Write out all of the data without omission, exactly as shown.

RECORDS SHOWN:

━━━━━━━━━━━━━━━━━━━━━━━━━━━━━━

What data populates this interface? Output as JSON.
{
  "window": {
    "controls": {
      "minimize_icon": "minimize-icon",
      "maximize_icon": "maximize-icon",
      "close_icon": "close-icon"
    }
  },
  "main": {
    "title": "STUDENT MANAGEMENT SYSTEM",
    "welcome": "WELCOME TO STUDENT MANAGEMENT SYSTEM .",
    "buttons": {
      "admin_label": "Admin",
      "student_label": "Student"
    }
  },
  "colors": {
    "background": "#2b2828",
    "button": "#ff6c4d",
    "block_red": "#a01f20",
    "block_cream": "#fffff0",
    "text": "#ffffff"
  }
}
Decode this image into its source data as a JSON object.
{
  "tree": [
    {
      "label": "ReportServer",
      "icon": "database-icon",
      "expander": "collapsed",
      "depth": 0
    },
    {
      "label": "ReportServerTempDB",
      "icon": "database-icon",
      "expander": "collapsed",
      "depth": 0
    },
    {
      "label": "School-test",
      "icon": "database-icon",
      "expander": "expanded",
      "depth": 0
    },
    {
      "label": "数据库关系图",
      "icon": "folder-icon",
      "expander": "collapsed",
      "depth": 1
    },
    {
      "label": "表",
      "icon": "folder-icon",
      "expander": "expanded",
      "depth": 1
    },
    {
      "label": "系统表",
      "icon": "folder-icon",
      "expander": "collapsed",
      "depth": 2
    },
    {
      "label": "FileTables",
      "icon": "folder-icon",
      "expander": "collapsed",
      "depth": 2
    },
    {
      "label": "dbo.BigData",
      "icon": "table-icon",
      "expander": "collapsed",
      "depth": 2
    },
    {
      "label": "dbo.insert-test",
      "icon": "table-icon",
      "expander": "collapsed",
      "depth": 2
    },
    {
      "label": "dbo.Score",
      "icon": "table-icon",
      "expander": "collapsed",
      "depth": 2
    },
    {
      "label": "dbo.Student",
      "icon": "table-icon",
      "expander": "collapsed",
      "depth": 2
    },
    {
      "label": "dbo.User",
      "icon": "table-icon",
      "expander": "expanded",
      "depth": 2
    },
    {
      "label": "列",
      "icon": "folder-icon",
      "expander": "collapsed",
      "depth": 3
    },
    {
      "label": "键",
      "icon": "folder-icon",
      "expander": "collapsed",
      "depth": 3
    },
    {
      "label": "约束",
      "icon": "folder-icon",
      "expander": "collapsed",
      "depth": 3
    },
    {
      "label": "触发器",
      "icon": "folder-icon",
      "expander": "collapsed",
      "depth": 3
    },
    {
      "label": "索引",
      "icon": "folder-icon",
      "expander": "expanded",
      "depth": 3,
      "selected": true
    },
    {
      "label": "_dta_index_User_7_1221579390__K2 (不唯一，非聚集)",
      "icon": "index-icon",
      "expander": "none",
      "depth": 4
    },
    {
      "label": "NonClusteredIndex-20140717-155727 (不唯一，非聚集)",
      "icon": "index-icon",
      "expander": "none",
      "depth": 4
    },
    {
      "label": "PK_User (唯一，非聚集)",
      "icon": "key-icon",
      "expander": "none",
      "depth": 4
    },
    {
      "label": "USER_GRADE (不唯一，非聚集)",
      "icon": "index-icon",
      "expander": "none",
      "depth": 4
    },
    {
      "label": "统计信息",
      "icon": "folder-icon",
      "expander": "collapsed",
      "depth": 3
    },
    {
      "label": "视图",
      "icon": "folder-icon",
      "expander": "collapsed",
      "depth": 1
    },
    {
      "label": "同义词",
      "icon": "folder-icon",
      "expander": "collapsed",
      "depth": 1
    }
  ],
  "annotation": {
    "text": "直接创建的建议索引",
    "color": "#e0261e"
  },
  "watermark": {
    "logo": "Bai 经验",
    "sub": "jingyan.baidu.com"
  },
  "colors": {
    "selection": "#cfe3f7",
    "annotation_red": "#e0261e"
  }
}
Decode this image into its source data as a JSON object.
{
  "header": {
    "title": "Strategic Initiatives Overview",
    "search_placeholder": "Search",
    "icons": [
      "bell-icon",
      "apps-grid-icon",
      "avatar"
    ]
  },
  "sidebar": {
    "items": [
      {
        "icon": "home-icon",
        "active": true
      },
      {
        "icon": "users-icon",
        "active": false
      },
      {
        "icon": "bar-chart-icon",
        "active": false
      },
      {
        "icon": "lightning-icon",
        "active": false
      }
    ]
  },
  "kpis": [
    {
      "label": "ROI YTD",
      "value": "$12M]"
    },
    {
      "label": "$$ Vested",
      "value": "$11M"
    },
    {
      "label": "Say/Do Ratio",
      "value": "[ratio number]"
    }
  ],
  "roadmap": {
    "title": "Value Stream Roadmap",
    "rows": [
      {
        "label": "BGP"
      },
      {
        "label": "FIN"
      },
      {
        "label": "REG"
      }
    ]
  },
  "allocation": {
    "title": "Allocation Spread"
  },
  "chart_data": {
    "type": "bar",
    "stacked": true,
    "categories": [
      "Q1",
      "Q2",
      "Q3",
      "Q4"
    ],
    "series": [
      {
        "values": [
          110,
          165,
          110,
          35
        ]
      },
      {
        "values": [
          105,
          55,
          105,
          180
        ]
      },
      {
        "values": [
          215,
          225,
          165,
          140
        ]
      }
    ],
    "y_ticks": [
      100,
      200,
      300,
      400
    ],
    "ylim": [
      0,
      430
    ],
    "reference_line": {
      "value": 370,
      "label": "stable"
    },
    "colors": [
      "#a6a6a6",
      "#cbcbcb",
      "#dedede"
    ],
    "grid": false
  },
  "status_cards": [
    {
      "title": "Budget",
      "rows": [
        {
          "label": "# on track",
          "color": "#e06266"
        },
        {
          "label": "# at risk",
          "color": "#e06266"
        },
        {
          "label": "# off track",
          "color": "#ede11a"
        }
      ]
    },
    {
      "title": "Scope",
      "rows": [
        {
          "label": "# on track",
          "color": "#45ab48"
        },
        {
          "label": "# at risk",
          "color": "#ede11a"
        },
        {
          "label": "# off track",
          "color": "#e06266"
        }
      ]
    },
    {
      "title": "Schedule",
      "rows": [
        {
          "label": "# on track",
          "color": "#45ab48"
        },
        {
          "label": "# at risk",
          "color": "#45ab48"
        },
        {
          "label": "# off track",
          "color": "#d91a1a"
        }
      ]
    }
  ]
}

━━━━━━━━━━━━━━━━━━━━━━━━━━━━━━

RESULT:
What data populates this interface? Output as JSON.
{
  "window": {
    "controls": {
      "minimize_icon": "minimize-icon",
      "maximize_icon": "maximize-icon",
      "close_icon": "close-icon"
    }
  },
  "main": {
    "title": "STUDENT MANAGEMENT SYSTEM",
    "welcome": "WELCOME TO STUDENT MANAGEMENT SYSTEM .",
    "buttons": {
      "admin_label": "Admin",
      "student_label": "Student"
    }
  },
  "colors": {
    "background": "#2b2828",
    "button": "#ff6c4d",
    "block_red": "#a01f20",
    "block_cream": "#fffff0",
    "text": "#ffffff"
  }
}
Decode this image into its source data as a JSON object.
{
  "tree": [
    {
      "label": "ReportServer",
      "icon": "database-icon",
      "expander": "collapsed",
      "depth": 0
    },
    {
      "label": "ReportServerTempDB",
      "icon": "database-icon",
      "expander": "collapsed",
      "depth": 0
    },
    {
      "label": "School-test",
      "icon": "database-icon",
      "expander": "expanded",
      "depth": 0
    },
    {
      "label": "数据库关系图",
      "icon": "folder-icon",
      "expander": "collapsed",
      "depth": 1
    },
    {
      "label": "表",
      "icon": "folder-icon",
      "expander": "expanded",
      "depth": 1
    },
    {
      "label": "系统表",
      "icon": "folder-icon",
      "expander": "collapsed",
      "depth": 2
    },
    {
      "label": "FileTables",
      "icon": "folder-icon",
      "expander": "collapsed",
      "depth": 2
    },
    {
      "label": "dbo.BigData",
      "icon": "table-icon",
      "expander": "collapsed",
      "depth": 2
    },
    {
      "label": "dbo.insert-test",
      "icon": "table-icon",
      "expander": "collapsed",
      "depth": 2
    },
    {
      "label": "dbo.Score",
      "icon": "table-icon",
      "expander": "collapsed",
      "depth": 2
    },
    {
      "label": "dbo.Student",
      "icon": "table-icon",
      "expander": "collapsed",
      "depth": 2
    },
    {
      "label": "dbo.User",
      "icon": "table-icon",
      "expander": "expanded",
      "depth": 2
    },
    {
      "label": "列",
      "icon": "folder-icon",
      "expander": "collapsed",
      "depth": 3
    },
    {
      "label": "键",
      "icon": "folder-icon",
      "expander": "collapsed",
      "depth": 3
    },
    {
      "label": "约束",
      "icon": "folder-icon",
      "expander": "collapsed",
      "depth": 3
    },
    {
      "label": "触发器",
      "icon": "folder-icon",
      "expander": "collapsed",
      "depth": 3
    },
    {
      "label": "索引",
      "icon": "folder-icon",
      "expander": "expanded",
      "depth": 3,
      "selected": true
    },
    {
      "label": "_dta_index_User_7_1221579390__K2 (不唯一，非聚集)",
      "icon": "index-icon",
      "expander": "none",
      "depth": 4
    },
    {
      "label": "NonClusteredIndex-20140717-155727 (不唯一，非聚集)",
      "icon": "index-icon",
      "expander": "none",
      "depth": 4
    },
    {
      "label": "PK_User (唯一，非聚集)",
      "icon": "key-icon",
      "expander": "none",
      "depth": 4
    },
    {
      "label": "USER_GRADE (不唯一，非聚集)",
      "icon": "index-icon",
      "expander": "none",
      "depth": 4
    },
    {
      "label": "统计信息",
      "icon": "folder-icon",
      "expander": "collapsed",
      "depth": 3
    },
    {
      "label": "视图",
      "icon": "folder-icon",
      "expander": "collapsed",
      "depth": 1
    },
    {
      "label": "同义词",
      "icon": "folder-icon",
      "expander": "collapsed",
      "depth": 1
    }
  ],
  "annotation": {
    "text": "直接创建的建议索引",
    "color": "#e0261e"
  },
  "watermark": {
    "logo": "Bai 经验",
    "sub": "jingyan.baidu.com"
  },
  "colors": {
    "selection": "#cfe3f7",
    "annotation_red": "#e0261e"
  }
}
Decode this image into its source data as a JSON object.
{
  "header": {
    "title": "Strategic Initiatives Overview",
    "search_placeholder": "Search",
    "icons": [
      "bell-icon",
      "apps-grid-icon",
      "avatar"
    ]
  },
  "sidebar": {
    "items": [
      {
        "icon": "home-icon",
        "active": true
      },
      {
        "icon": "users-icon",
        "active": false
      },
      {
        "icon": "bar-chart-icon",
        "active": false
      },
      {
        "icon": "lightning-icon",
        "active": false
      }
    ]
  },
  "kpis": [
    {
      "label": "ROI YTD",
      "value": "$12M]"
    },
    {
      "label": "$$ Vested",
      "value": "$11M"
    },
    {
      "label": "Say/Do Ratio",
      "value": "[ratio number]"
    }
  ],
  "roadmap": {
    "title": "Value Stream Roadmap",
    "rows": [
      {
        "label": "BGP"
      },
      {
        "label": "FIN"
      },
      {
        "label": "REG"
      }
    ]
  },
  "allocation": {
    "title": "Allocation Spread"
  },
  "chart_data": {
    "type": "bar",
    "stacked": true,
    "categories": [
      "Q1",
      "Q2",
      "Q3",
      "Q4"
    ],
    "series": [
      {
        "values": [
          110,
          165,
          110,
          35
        ]
      },
      {
        "values": [
          105,
          55,
          105,
          180
        ]
      },
      {
        "values": [
          215,
          225,
          165,
          140
        ]
      }
    ],
    "y_ticks": [
      100,
      200,
      300,
      400
    ],
    "ylim": [
      0,
      430
    ],
    "reference_line": {
      "value": 370,
      "label": "stable"
    },
    "colors": [
      "#a6a6a6",
      "#cbcbcb",
      "#dedede"
    ],
    "grid": false
  },
  "status_cards": [
    {
      "title": "Budget",
      "rows": [
        {
          "label": "# on track",
          "color": "#e06266"
        },
        {
          "label": "# at risk",
          "color": "#e06266"
        },
        {
          "label": "# off track",
          "color": "#ede11a"
        }
      ]
    },
    {
      "title": "Scope",
      "rows": [
        {
          "label": "# on track",
          "color": "#45ab48"
        },
        {
          "label": "# at risk",
          "color": "#ede11a"
        },
        {
          "label": "# off track",
          "color": "#e06266"
        }
      ]
    },
    {
      "title": "Schedule",
      "rows": [
        {
          "label": "# on track",
          "color": "#45ab48"
        },
        {
          "label": "# at risk",
          "color": "#45ab48"
        },
        {
          "label": "# off track",
          "color": "#d91a1a"
        }
      ]
    }
  ]
}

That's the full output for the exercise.